#### [DATASET RECORDS]

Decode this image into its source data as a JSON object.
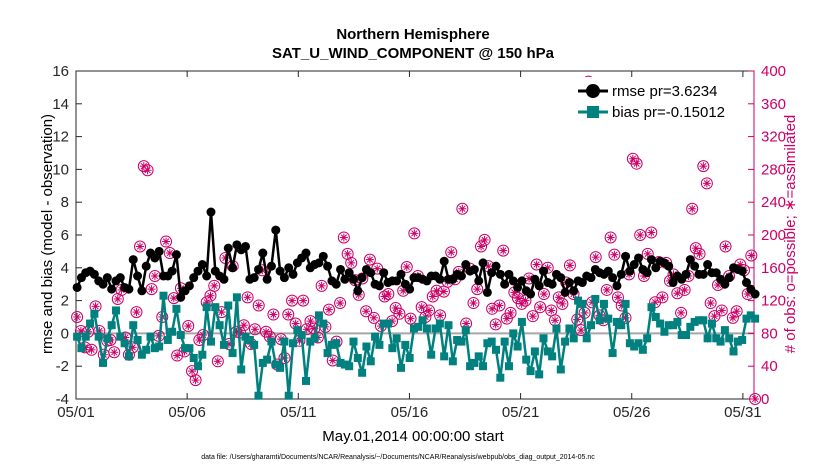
{
  "chart_data": {
    "type": "line",
    "title": "Northern Hemisphere",
    "subtitle": "SAT_U_WIND_COMPONENT @ 150 hPa",
    "xlabel": "May.01,2014 00:00:00 start",
    "ylabel": "rmse and bias (model - observation)",
    "y2label": "# of obs: o=possible; ∗=assimilated",
    "footnote": "data file: /Users/gharamti/Documents/NCAR/Reanalysis/~/Documents/NCAR/Reanalysis/webpub/obs_diag_output_2014-05.nc",
    "xlim": [
      1,
      31.5
    ],
    "ylim": [
      -4,
      16
    ],
    "y2lim": [
      0,
      400
    ],
    "x_ticks": [
      1,
      6,
      11,
      16,
      21,
      26,
      31
    ],
    "x_tick_labels": [
      "05/01",
      "05/06",
      "05/11",
      "05/16",
      "05/21",
      "05/26",
      "05/31"
    ],
    "y_ticks": [
      -4,
      -2,
      0,
      2,
      4,
      6,
      8,
      10,
      12,
      14,
      16
    ],
    "y2_ticks": [
      0,
      40,
      80,
      120,
      160,
      200,
      240,
      280,
      320,
      360,
      400
    ],
    "grid": false,
    "legend_position": "top-right",
    "colors": {
      "rmse": "#000000",
      "bias": "#00807f",
      "obs": "#cc0066",
      "zero_line": "#a6a6a6"
    },
    "series": [
      {
        "name": "rmse pr=3.6234",
        "values": [
          2.8,
          3.4,
          3.7,
          3.8,
          3.6,
          3.2,
          3.0,
          3.4,
          2.7,
          3.2,
          3.4,
          2.8,
          2.7,
          4.5,
          3.5,
          2.6,
          4.1,
          4.9,
          4.6,
          5.0,
          3.5,
          3.5,
          3.8,
          4.8,
          2.2,
          2.6,
          2.9,
          3.4,
          3.8,
          4.2,
          3.5,
          7.4,
          3.8,
          3.5,
          3.3,
          5.2,
          4.0,
          5.4,
          5.1,
          5.3,
          3.3,
          3.4,
          3.9,
          4.9,
          3.3,
          4.1,
          6.3,
          3.8,
          3.4,
          4.0,
          3.6,
          4.3,
          4.6,
          4.9,
          4.0,
          4.2,
          4.3,
          4.7,
          4.1,
          3.2,
          3.0,
          3.9,
          3.3,
          3.7,
          3.3,
          2.6,
          3.4,
          3.9,
          3.7,
          3.0,
          2.9,
          3.7,
          3.1,
          3.2,
          3.2,
          3.6,
          3.0,
          2.7,
          3.4,
          3.4,
          3.3,
          3.2,
          3.5,
          3.5,
          3.3,
          4.4,
          3.3,
          3.3,
          3.6,
          3.5,
          4.2,
          3.8,
          3.9,
          3.2,
          4.3,
          2.5,
          3.7,
          4.1,
          3.6,
          3.0,
          3.6,
          3.2,
          2.8,
          3.2,
          2.6,
          2.4,
          3.3,
          2.9,
          3.8,
          3.1,
          3.0,
          3.6,
          3.4,
          2.5,
          3.1,
          2.6,
          3.2,
          3.1,
          3.5,
          3.4,
          3.9,
          3.7,
          3.6,
          3.8,
          3.4,
          2.9,
          3.6,
          4.7,
          3.8,
          4.2,
          4.6,
          3.9,
          3.7,
          4.5,
          4.0,
          4.4,
          4.3,
          4.1,
          3.1,
          3.5,
          3.3,
          3.6,
          4.5,
          4.1,
          3.6,
          3.6,
          4.2,
          3.7,
          3.7,
          3.3,
          3.0,
          3.4,
          4.0,
          3.9,
          3.8,
          3.1,
          2.7,
          2.4
        ]
      },
      {
        "name": "bias pr=-0.15012",
        "values": [
          -0.2,
          -0.9,
          -0.2,
          0.6,
          1.2,
          -0.2,
          -1.8,
          -0.3,
          0.5,
          1.4,
          -0.2,
          -0.6,
          -1.4,
          0.5,
          -0.4,
          -1.3,
          -1.0,
          -0.2,
          -0.9,
          -0.8,
          2.3,
          -0.4,
          0.1,
          1.5,
          -0.1,
          -0.9,
          -0.9,
          -1.5,
          -2.0,
          -1.3,
          1.6,
          -0.5,
          1.6,
          0.5,
          -0.7,
          1.7,
          -1.2,
          2.2,
          -2.2,
          -0.2,
          -0.4,
          -0.7,
          -3.8,
          -1.8,
          -1.6,
          -0.5,
          -1.9,
          -2.1,
          -0.5,
          -3.8,
          -0.6,
          0.2,
          -0.1,
          -2.9,
          -0.5,
          -0.3,
          1.1,
          0.6,
          -1.2,
          -0.7,
          -0.6,
          -1.8,
          -1.9,
          -2.0,
          -0.5,
          -1.5,
          -2.4,
          -0.8,
          -1.7,
          -0.2,
          -0.7,
          0.6,
          0.6,
          -0.9,
          -0.3,
          -2.1,
          -0.7,
          -1.5,
          0.3,
          0.4,
          0.8,
          0.3,
          -1.3,
          0.3,
          0.6,
          -1.4,
          0.5,
          -1.7,
          -0.4,
          -0.5,
          0.2,
          -2.0,
          -1.8,
          -1.4,
          -2.0,
          -0.6,
          -0.5,
          -1.0,
          -2.7,
          -0.5,
          -2.0,
          0.0,
          -0.8,
          0.7,
          -1.6,
          -2.3,
          -1.1,
          -2.5,
          -0.3,
          -1.1,
          -1.4,
          0.3,
          -2.2,
          -0.5,
          0.3,
          -0.3,
          2.0,
          1.8,
          -0.3,
          0.5,
          2.1,
          0.8,
          1.8,
          0.9,
          -1.2,
          0.7,
          0.5,
          1.8,
          -0.6,
          -0.8,
          -0.6,
          -1.0,
          -0.3,
          1.6,
          1.0,
          0.6,
          0.1,
          0.5,
          0.5,
          0.7,
          -0.1,
          -0.1,
          0.4,
          0.7,
          0.8,
          0.8,
          -0.3,
          0.6,
          -0.3,
          -0.5,
          0.2,
          -0.3,
          -1.1,
          -0.5,
          -0.4,
          0.9,
          1.1,
          0.9
        ]
      },
      {
        "name": "# of obs (possible / assimilated)",
        "axis": "right",
        "points": [
          [
            1.05,
            100
          ],
          [
            1.22,
            83
          ],
          [
            1.4,
            63
          ],
          [
            1.55,
            82
          ],
          [
            1.7,
            60
          ],
          [
            1.88,
            113
          ],
          [
            2.05,
            83
          ],
          [
            2.25,
            54
          ],
          [
            2.4,
            71
          ],
          [
            2.55,
            72
          ],
          [
            2.72,
            57
          ],
          [
            2.88,
            122
          ],
          [
            3.05,
            133
          ],
          [
            3.22,
            75
          ],
          [
            3.38,
            54
          ],
          [
            3.55,
            63
          ],
          [
            3.72,
            106
          ],
          [
            3.88,
            186
          ],
          [
            4.05,
            284
          ],
          [
            4.22,
            279
          ],
          [
            4.4,
            134
          ],
          [
            4.55,
            150
          ],
          [
            4.72,
            77
          ],
          [
            4.88,
            100
          ],
          [
            5.05,
            192
          ],
          [
            5.22,
            178
          ],
          [
            5.4,
            123
          ],
          [
            5.55,
            53
          ],
          [
            5.72,
            135
          ],
          [
            5.88,
            58
          ],
          [
            6.05,
            89
          ],
          [
            6.22,
            34
          ],
          [
            6.38,
            23
          ],
          [
            6.55,
            72
          ],
          [
            6.72,
            78
          ],
          [
            6.88,
            118
          ],
          [
            7.05,
            126
          ],
          [
            7.22,
            138
          ],
          [
            7.38,
            46
          ],
          [
            7.55,
            106
          ],
          [
            7.72,
            172
          ],
          [
            7.88,
            67
          ],
          [
            8.05,
            162
          ],
          [
            8.22,
            82
          ],
          [
            8.38,
            81
          ],
          [
            8.55,
            90
          ],
          [
            8.72,
            124
          ],
          [
            8.88,
            67
          ],
          [
            9.05,
            85
          ],
          [
            9.22,
            114
          ],
          [
            9.38,
            157
          ],
          [
            9.55,
            82
          ],
          [
            9.72,
            76
          ],
          [
            9.88,
            103
          ],
          [
            10.05,
            42
          ],
          [
            10.22,
            73
          ],
          [
            10.38,
            50
          ],
          [
            10.55,
            103
          ],
          [
            10.72,
            120
          ],
          [
            10.88,
            92
          ],
          [
            11.05,
            71
          ],
          [
            11.22,
            120
          ],
          [
            11.38,
            85
          ],
          [
            11.55,
            95
          ],
          [
            11.72,
            86
          ],
          [
            11.88,
            75
          ],
          [
            12.05,
            138
          ],
          [
            12.22,
            88
          ],
          [
            12.38,
            109
          ],
          [
            12.55,
            47
          ],
          [
            12.72,
            70
          ],
          [
            12.88,
            117
          ],
          [
            13.05,
            197
          ],
          [
            13.22,
            177
          ],
          [
            13.38,
            166
          ],
          [
            13.55,
            145
          ],
          [
            13.72,
            127
          ],
          [
            13.88,
            147
          ],
          [
            14.05,
            107
          ],
          [
            14.22,
            170
          ],
          [
            14.4,
            99
          ],
          [
            14.55,
            159
          ],
          [
            14.72,
            89
          ],
          [
            14.88,
            125
          ],
          [
            15.05,
            128
          ],
          [
            15.22,
            95
          ],
          [
            15.38,
            111
          ],
          [
            15.55,
            104
          ],
          [
            15.72,
            132
          ],
          [
            15.88,
            161
          ],
          [
            16.05,
            98
          ],
          [
            16.22,
            202
          ],
          [
            16.38,
            150
          ],
          [
            16.55,
            112
          ],
          [
            16.72,
            100
          ],
          [
            16.88,
            108
          ],
          [
            17.05,
            125
          ],
          [
            17.22,
            132
          ],
          [
            17.38,
            102
          ],
          [
            17.55,
            131
          ],
          [
            17.72,
            143
          ],
          [
            17.88,
            179
          ],
          [
            18.05,
            146
          ],
          [
            18.22,
            155
          ],
          [
            18.38,
            232
          ],
          [
            18.55,
            92
          ],
          [
            18.72,
            159
          ],
          [
            18.88,
            117
          ],
          [
            19.05,
            134
          ],
          [
            19.22,
            186
          ],
          [
            19.38,
            194
          ],
          [
            19.55,
            162
          ],
          [
            19.72,
            110
          ],
          [
            19.88,
            91
          ],
          [
            20.05,
            114
          ],
          [
            20.22,
            181
          ],
          [
            20.38,
            98
          ],
          [
            20.55,
            105
          ],
          [
            20.72,
            130
          ],
          [
            20.88,
            123
          ],
          [
            21.05,
            116
          ],
          [
            21.22,
            120
          ],
          [
            21.38,
            147
          ],
          [
            21.55,
            101
          ],
          [
            21.72,
            164
          ],
          [
            21.88,
            112
          ],
          [
            22.05,
            128
          ],
          [
            22.22,
            160
          ],
          [
            22.38,
            108
          ],
          [
            22.55,
            96
          ],
          [
            22.72,
            124
          ],
          [
            22.88,
            116
          ],
          [
            23.05,
            142
          ],
          [
            23.22,
            163
          ],
          [
            23.38,
            128
          ],
          [
            23.55,
            97
          ],
          [
            23.72,
            84
          ],
          [
            23.88,
            105
          ],
          [
            24.05,
            387
          ],
          [
            24.22,
            118
          ],
          [
            24.38,
            173
          ],
          [
            24.55,
            102
          ],
          [
            24.72,
            96
          ],
          [
            24.88,
            133
          ],
          [
            25.05,
            197
          ],
          [
            25.22,
            176
          ],
          [
            25.38,
            124
          ],
          [
            25.55,
            114
          ],
          [
            25.72,
            99
          ],
          [
            25.88,
            152
          ],
          [
            26.05,
            293
          ],
          [
            26.22,
            287
          ],
          [
            26.38,
            200
          ],
          [
            26.55,
            150
          ],
          [
            26.72,
            177
          ],
          [
            26.88,
            203
          ],
          [
            27.05,
            118
          ],
          [
            27.22,
            167
          ],
          [
            27.38,
            124
          ],
          [
            27.55,
            166
          ],
          [
            27.72,
            144
          ],
          [
            27.88,
            152
          ],
          [
            28.05,
            129
          ],
          [
            28.22,
            105
          ],
          [
            28.38,
            133
          ],
          [
            28.55,
            150
          ],
          [
            28.72,
            232
          ],
          [
            28.88,
            184
          ],
          [
            29.05,
            177
          ],
          [
            29.22,
            284
          ],
          [
            29.38,
            263
          ],
          [
            29.55,
            117
          ],
          [
            29.72,
            101
          ],
          [
            29.88,
            139
          ],
          [
            30.05,
            108
          ],
          [
            30.22,
            186
          ],
          [
            30.38,
            150
          ],
          [
            30.55,
            99
          ],
          [
            30.72,
            107
          ],
          [
            30.88,
            164
          ],
          [
            31.05,
            157
          ],
          [
            31.22,
            128
          ],
          [
            31.38,
            175
          ],
          [
            31.55,
            0
          ]
        ]
      }
    ]
  }
}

#### [TASK TO COMPLETE]
Take every line above carrying "bias" and return it.

#### [FULL SOLUTION]
    "ylabel": "rmse and bias (model - observation)",
      "bias": "#00807f",
        "name": "bias pr=-0.15012",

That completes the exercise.